*Task brief*.
The entries that follow should be written out exactly.

*Data extracted from a collection*.
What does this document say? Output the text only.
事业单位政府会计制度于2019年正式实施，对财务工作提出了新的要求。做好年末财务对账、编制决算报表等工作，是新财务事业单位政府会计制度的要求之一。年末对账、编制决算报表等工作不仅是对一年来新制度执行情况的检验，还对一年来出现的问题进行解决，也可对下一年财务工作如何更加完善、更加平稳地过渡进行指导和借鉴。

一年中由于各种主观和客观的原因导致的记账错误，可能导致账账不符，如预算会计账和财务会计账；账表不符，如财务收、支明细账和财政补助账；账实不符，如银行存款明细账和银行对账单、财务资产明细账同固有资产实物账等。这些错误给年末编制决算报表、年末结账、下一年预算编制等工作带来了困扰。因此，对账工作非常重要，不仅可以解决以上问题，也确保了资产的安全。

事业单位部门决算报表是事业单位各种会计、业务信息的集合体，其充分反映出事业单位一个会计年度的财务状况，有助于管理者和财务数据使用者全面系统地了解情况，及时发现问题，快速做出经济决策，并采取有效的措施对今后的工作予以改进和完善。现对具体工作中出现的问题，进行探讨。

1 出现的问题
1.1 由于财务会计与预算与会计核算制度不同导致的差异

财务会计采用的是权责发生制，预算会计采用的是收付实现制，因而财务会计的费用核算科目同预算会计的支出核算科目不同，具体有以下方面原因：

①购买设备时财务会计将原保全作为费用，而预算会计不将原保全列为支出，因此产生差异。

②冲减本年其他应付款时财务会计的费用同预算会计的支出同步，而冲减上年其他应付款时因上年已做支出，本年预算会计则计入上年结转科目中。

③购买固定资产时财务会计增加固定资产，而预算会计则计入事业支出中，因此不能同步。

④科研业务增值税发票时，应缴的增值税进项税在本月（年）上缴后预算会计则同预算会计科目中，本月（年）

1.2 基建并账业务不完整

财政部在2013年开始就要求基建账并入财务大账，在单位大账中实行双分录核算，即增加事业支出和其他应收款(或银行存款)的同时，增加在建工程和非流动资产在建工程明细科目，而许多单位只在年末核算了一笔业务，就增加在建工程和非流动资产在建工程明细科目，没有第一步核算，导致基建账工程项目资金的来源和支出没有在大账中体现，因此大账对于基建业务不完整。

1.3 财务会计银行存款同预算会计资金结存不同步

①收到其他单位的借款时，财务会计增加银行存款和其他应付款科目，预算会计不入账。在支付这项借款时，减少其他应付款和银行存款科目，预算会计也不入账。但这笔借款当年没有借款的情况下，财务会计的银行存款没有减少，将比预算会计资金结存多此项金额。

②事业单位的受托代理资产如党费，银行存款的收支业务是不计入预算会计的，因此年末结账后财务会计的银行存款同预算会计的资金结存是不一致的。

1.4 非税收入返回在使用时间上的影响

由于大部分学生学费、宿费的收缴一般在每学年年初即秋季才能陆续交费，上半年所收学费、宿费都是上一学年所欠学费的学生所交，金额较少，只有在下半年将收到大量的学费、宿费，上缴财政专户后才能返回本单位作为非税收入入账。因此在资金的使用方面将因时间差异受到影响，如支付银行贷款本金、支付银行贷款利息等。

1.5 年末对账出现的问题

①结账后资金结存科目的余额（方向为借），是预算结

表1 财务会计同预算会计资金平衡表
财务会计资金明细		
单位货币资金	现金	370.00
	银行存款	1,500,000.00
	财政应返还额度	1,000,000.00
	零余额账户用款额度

*Correct answer*.
What does this document say? Output the text only.
事业单位政府会计制度于2019年正式实施，对财务工作提出了新的要求。做好年末财务对账、编制决算报表等工作，是新财务事业单位政府会计制度的要求之一。年末对账、编制决算报表等工作不仅是对一年来新制度执行情况的检验，还对一年来出现的问题进行解决，也可对下一年财务工作如何更加完善、更加平稳地过渡进行指导和借鉴。

一年中由于各种主观和客观的原因导致的记账错误，可能导致账账不符，如预算会计账和财务会计账；账表不符，如财务收、支明细账和财政补助账；账实不符，如银行存款明细账和银行对账单、财务资产明细账同固有资产实物账等。这些错误给年末编制决算报表、年末结账、下一年预算编制等工作带来了困扰。因此，对账工作非常重要，不仅可以解决以上问题，也确保了资产的安全。

事业单位部门决算报表是事业单位各种会计、业务信息的集合体，其充分反映出事业单位一个会计年度的财务状况，有助于管理者和财务数据使用者全面系统地了解情况，及时发现问题，快速做出经济决策，并采取有效的措施对今后的工作予以改进和完善。现对具体工作中出现的问题，进行探讨。

1 出现的问题
1.1 由于财务会计与预算与会计核算制度不同导致的差异

财务会计采用的是权责发生制，预算会计采用的是收付实现制，因而财务会计的费用核算科目同预算会计的支出核算科目不同，具体有以下方面原因：

①购买设备时财务会计将原保全作为费用，而预算会计不将原保全列为支出，因此产生差异。

②冲减本年其他应付款时财务会计的费用同预算会计的支出同步，而冲减上年其他应付款时因上年已做支出，本年预算会计则计入上年结转科目中。

③购买固定资产时财务会计增加固定资产，而预算会计则计入事业支出中，因此不能同步。

④科研业务增值税发票时，应缴的增值税进项税在本月（年）上缴后预算会计则同预算会计科目中，本月（年）

1.2 基建并账业务不完整

财政部在2013年开始就要求基建账并入财务大账，在单位大账中实行双分录核算，即增加事业支出和其他应收款(或银行存款)的同时，增加在建工程和非流动资产在建工程明细科目，而许多单位只在年末核算了一笔业务，就增加在建工程和非流动资产在建工程明细科目，没有第一步核算，导致基建账工程项目资金的来源和支出没有在大账中体现，因此大账对于基建业务不完整。

1.3 财务会计银行存款同预算会计资金结存不同步

①收到其他单位的借款时，财务会计增加银行存款和其他应付款科目，预算会计不入账。在支付这项借款时，减少其他应付款和银行存款科目，预算会计也不入账。但这笔借款当年没有借款的情况下，财务会计的银行存款没有减少，将比预算会计资金结存多此项金额。

②事业单位的受托代理资产如党费，银行存款的收支业务是不计入预算会计的，因此年末结账后财务会计的银行存款同预算会计的资金结存是不一致的。

1.4 非税收入返回在使用时间上的影响

由于大部分学生学费、宿费的收缴一般在每学年年初即秋季才能陆续交费，上半年所收学费、宿费都是上一学年所欠学费的学生所交，金额较少，只有在下半年将收到大量的学费、宿费，上缴财政专户后才能返回本单位作为非税收入入账。因此在资金的使用方面将因时间差异受到影响，如支付银行贷款本金、支付银行贷款利息等。

1.5 年末对账出现的问题

①结账后资金结存科目的余额（方向为借），是预算结

表1 财务会计同预算会计资金平衡表
财务会计资金明细		
单位货币资金	现金	370.00
	银行存款	1,500,000.00
	财政应返还额度	1,000,000.00
	零余额账户用款额度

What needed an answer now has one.